- **Raw records**
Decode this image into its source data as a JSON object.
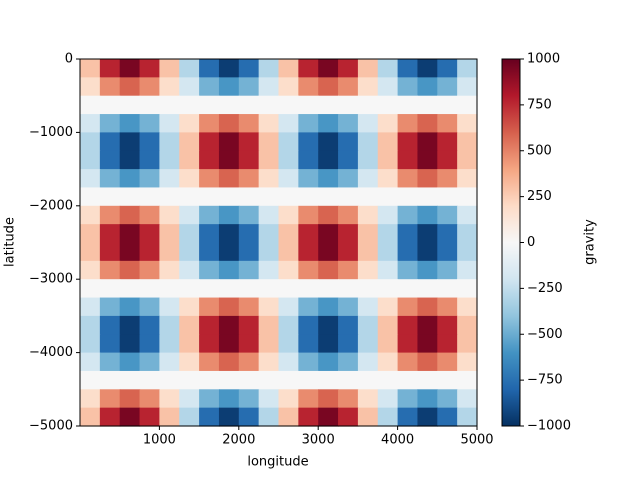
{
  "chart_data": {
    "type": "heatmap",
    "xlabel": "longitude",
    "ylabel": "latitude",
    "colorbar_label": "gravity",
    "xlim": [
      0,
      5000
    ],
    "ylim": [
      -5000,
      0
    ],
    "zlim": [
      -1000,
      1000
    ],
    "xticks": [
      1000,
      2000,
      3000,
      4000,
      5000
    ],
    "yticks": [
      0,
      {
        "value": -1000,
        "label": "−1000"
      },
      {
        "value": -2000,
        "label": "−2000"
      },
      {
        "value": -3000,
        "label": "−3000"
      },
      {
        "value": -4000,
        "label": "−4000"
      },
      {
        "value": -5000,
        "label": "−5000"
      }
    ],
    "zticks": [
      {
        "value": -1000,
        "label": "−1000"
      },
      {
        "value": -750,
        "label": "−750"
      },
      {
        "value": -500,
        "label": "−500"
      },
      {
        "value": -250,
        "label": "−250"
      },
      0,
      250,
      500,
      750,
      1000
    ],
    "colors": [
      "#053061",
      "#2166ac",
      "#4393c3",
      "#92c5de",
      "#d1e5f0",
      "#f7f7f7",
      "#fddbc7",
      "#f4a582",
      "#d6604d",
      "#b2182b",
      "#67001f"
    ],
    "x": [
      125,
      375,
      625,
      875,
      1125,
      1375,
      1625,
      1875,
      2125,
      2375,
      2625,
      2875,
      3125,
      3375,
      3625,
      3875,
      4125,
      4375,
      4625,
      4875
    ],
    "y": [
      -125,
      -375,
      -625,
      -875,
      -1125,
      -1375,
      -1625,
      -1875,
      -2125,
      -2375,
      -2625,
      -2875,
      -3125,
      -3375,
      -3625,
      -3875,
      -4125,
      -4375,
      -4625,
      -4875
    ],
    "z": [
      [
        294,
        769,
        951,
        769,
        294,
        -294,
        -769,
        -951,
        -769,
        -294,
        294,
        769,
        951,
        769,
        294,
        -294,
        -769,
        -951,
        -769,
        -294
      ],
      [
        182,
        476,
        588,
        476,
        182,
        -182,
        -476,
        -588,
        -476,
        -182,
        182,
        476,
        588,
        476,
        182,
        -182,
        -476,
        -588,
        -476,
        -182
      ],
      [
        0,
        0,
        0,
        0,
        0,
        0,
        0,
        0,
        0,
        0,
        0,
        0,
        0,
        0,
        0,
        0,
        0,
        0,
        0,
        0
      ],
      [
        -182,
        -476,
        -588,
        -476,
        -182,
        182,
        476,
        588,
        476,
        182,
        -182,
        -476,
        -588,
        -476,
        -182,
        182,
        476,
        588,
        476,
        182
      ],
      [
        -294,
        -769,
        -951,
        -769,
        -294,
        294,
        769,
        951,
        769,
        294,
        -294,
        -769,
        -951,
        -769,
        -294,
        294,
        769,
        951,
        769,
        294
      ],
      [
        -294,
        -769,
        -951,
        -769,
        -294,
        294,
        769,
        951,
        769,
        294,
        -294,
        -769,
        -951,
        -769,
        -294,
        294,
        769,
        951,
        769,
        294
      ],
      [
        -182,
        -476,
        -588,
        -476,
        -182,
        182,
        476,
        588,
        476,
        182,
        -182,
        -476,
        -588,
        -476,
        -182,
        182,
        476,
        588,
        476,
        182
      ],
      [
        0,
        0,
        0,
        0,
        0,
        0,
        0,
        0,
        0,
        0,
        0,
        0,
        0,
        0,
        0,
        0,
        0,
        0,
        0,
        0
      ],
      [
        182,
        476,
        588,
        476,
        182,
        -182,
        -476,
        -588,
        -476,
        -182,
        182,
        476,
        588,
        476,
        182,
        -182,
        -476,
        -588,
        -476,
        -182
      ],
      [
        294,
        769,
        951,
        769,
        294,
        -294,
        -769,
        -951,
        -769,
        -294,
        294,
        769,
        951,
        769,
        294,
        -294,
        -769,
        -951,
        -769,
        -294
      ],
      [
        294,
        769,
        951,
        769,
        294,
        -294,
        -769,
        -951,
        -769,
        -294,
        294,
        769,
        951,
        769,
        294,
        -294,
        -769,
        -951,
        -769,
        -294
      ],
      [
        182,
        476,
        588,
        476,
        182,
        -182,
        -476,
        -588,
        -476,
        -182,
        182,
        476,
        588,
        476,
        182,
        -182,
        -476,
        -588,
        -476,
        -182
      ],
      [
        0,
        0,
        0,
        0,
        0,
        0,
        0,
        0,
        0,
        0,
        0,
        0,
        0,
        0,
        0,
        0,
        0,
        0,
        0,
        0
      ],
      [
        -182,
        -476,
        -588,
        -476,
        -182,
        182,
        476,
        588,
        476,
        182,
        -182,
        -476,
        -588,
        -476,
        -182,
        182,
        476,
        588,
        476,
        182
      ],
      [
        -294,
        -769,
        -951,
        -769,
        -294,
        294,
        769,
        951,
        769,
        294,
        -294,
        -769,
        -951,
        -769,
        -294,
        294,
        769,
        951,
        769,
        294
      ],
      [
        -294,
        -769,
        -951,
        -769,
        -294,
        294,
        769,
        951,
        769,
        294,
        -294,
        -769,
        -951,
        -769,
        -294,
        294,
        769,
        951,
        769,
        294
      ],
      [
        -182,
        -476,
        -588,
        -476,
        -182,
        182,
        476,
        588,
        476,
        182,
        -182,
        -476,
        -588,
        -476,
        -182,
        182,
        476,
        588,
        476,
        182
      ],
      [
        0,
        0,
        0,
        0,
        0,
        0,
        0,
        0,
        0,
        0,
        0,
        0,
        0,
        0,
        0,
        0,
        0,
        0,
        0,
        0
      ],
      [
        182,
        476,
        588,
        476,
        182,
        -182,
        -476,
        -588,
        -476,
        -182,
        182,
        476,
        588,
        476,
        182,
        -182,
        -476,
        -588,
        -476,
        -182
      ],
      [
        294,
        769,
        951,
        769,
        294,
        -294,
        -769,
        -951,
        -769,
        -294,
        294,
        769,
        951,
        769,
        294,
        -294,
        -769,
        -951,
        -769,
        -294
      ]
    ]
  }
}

- **Problem details**
Return all lines of the material above in which the word "value" occurs.

- **Answer to this problem**
        "value": -1000,
        "value": -2000,
        "value": -3000,
        "value": -4000,
        "value": -5000,
        "value": -1000,
        "value": -750,
        "value": -500,
        "value": -250,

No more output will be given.